• _INPUT DATA_
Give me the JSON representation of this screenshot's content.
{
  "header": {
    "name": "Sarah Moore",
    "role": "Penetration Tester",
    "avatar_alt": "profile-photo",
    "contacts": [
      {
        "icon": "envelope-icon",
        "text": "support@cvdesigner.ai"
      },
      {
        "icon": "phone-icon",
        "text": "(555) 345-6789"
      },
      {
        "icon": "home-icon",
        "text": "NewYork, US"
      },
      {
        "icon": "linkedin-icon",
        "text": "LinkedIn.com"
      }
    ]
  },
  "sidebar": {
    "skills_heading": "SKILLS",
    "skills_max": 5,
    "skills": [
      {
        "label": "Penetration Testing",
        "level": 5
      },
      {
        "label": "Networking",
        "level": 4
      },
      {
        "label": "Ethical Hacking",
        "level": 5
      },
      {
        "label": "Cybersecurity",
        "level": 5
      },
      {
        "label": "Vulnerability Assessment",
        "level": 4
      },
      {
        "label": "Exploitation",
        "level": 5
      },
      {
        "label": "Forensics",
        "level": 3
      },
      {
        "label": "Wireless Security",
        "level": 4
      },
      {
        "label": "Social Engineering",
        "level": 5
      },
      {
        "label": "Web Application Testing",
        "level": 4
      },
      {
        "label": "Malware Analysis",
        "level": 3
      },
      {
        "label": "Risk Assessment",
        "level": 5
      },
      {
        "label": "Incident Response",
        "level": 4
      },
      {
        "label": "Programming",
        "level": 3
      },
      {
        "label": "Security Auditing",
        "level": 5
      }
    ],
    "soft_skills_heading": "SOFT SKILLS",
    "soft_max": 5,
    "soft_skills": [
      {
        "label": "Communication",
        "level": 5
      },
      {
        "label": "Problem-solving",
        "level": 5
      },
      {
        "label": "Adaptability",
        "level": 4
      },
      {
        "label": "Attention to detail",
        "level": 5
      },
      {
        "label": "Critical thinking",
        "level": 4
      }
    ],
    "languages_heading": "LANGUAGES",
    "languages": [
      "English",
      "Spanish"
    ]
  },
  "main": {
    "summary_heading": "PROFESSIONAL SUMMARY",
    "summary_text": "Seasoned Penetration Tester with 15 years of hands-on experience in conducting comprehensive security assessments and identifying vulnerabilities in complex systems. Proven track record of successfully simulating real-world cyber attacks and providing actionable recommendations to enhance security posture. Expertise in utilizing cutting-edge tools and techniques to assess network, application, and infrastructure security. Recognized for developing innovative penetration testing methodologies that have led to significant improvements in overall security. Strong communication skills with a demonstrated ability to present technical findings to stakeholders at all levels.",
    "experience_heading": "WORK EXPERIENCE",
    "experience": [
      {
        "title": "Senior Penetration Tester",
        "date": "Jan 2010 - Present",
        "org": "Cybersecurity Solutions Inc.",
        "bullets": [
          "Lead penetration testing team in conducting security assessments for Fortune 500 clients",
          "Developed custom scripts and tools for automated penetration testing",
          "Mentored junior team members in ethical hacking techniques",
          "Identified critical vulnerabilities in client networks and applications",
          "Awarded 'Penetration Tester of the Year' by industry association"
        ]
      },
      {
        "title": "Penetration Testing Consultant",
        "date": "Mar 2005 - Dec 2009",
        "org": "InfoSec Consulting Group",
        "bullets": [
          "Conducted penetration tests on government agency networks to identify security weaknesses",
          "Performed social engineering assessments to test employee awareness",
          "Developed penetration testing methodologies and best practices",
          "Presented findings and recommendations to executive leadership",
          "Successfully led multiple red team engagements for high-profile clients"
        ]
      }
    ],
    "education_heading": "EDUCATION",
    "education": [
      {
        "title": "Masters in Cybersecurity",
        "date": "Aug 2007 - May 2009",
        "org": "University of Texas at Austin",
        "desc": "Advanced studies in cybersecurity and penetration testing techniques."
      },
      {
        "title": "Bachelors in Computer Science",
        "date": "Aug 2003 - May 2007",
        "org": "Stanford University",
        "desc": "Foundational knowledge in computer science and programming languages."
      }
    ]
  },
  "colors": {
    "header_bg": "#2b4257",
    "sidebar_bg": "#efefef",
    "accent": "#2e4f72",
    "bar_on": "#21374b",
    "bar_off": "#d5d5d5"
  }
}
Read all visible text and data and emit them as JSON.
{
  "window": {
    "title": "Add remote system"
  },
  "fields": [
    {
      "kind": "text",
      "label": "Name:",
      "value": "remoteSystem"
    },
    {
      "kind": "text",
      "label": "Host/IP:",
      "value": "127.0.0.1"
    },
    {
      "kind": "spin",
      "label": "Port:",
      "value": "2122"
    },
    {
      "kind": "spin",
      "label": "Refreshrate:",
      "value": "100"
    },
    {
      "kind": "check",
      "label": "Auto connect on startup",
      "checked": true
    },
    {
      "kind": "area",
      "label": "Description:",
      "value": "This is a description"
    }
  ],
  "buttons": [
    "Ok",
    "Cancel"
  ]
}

• _WRITTEN REQUEST_
Copy out each line exactly as written.

• _RIGHT ANSWER_
Give me the JSON representation of this screenshot's content.
{
  "header": {
    "name": "Sarah Moore",
    "role": "Penetration Tester",
    "avatar_alt": "profile-photo",
    "contacts": [
      {
        "icon": "envelope-icon",
        "text": "support@cvdesigner.ai"
      },
      {
        "icon": "phone-icon",
        "text": "(555) 345-6789"
      },
      {
        "icon": "home-icon",
        "text": "NewYork, US"
      },
      {
        "icon": "linkedin-icon",
        "text": "LinkedIn.com"
      }
    ]
  },
  "sidebar": {
    "skills_heading": "SKILLS",
    "skills_max": 5,
    "skills": [
      {
        "label": "Penetration Testing",
        "level": 5
      },
      {
        "label": "Networking",
        "level": 4
      },
      {
        "label": "Ethical Hacking",
        "level": 5
      },
      {
        "label": "Cybersecurity",
        "level": 5
      },
      {
        "label": "Vulnerability Assessment",
        "level": 4
      },
      {
        "label": "Exploitation",
        "level": 5
      },
      {
        "label": "Forensics",
        "level": 3
      },
      {
        "label": "Wireless Security",
        "level": 4
      },
      {
        "label": "Social Engineering",
        "level": 5
      },
      {
        "label": "Web Application Testing",
        "level": 4
      },
      {
        "label": "Malware Analysis",
        "level": 3
      },
      {
        "label": "Risk Assessment",
        "level": 5
      },
      {
        "label": "Incident Response",
        "level": 4
      },
      {
        "label": "Programming",
        "level": 3
      },
      {
        "label": "Security Auditing",
        "level": 5
      }
    ],
    "soft_skills_heading": "SOFT SKILLS",
    "soft_max": 5,
    "soft_skills": [
      {
        "label": "Communication",
        "level": 5
      },
      {
        "label": "Problem-solving",
        "level": 5
      },
      {
        "label": "Adaptability",
        "level": 4
      },
      {
        "label": "Attention to detail",
        "level": 5
      },
      {
        "label": "Critical thinking",
        "level": 4
      }
    ],
    "languages_heading": "LANGUAGES",
    "languages": [
      "English",
      "Spanish"
    ]
  },
  "main": {
    "summary_heading": "PROFESSIONAL SUMMARY",
    "summary_text": "Seasoned Penetration Tester with 15 years of hands-on experience in conducting comprehensive security assessments and identifying vulnerabilities in complex systems. Proven track record of successfully simulating real-world cyber attacks and providing actionable recommendations to enhance security posture. Expertise in utilizing cutting-edge tools and techniques to assess network, application, and infrastructure security. Recognized for developing innovative penetration testing methodologies that have led to significant improvements in overall security. Strong communication skills with a demonstrated ability to present technical findings to stakeholders at all levels.",
    "experience_heading": "WORK EXPERIENCE",
    "experience": [
      {
        "title": "Senior Penetration Tester",
        "date": "Jan 2010 - Present",
        "org": "Cybersecurity Solutions Inc.",
        "bullets": [
          "Lead penetration testing team in conducting security assessments for Fortune 500 clients",
          "Developed custom scripts and tools for automated penetration testing",
          "Mentored junior team members in ethical hacking techniques",
          "Identified critical vulnerabilities in client networks and applications",
          "Awarded 'Penetration Tester of the Year' by industry association"
        ]
      },
      {
        "title": "Penetration Testing Consultant",
        "date": "Mar 2005 - Dec 2009",
        "org": "InfoSec Consulting Group",
        "bullets": [
          "Conducted penetration tests on government agency networks to identify security weaknesses",
          "Performed social engineering assessments to test employee awareness",
          "Developed penetration testing methodologies and best practices",
          "Presented findings and recommendations to executive leadership",
          "Successfully led multiple red team engagements for high-profile clients"
        ]
      }
    ],
    "education_heading": "EDUCATION",
    "education": [
      {
        "title": "Masters in Cybersecurity",
        "date": "Aug 2007 - May 2009",
        "org": "University of Texas at Austin",
        "desc": "Advanced studies in cybersecurity and penetration testing techniques."
      },
      {
        "title": "Bachelors in Computer Science",
        "date": "Aug 2003 - May 2007",
        "org": "Stanford University",
        "desc": "Foundational knowledge in computer science and programming languages."
      }
    ]
  },
  "colors": {
    "header_bg": "#2b4257",
    "sidebar_bg": "#efefef",
    "accent": "#2e4f72",
    "bar_on": "#21374b",
    "bar_off": "#d5d5d5"
  }
}
Read all visible text and data and emit them as JSON.
{
  "window": {
    "title": "Add remote system"
  },
  "fields": [
    {
      "kind": "text",
      "label": "Name:",
      "value": "remoteSystem"
    },
    {
      "kind": "text",
      "label": "Host/IP:",
      "value": "127.0.0.1"
    },
    {
      "kind": "spin",
      "label": "Port:",
      "value": "2122"
    },
    {
      "kind": "spin",
      "label": "Refreshrate:",
      "value": "100"
    },
    {
      "kind": "check",
      "label": "Auto connect on startup",
      "checked": true
    },
    {
      "kind": "area",
      "label": "Description:",
      "value": "This is a description"
    }
  ],
  "buttons": [
    "Ok",
    "Cancel"
  ]
}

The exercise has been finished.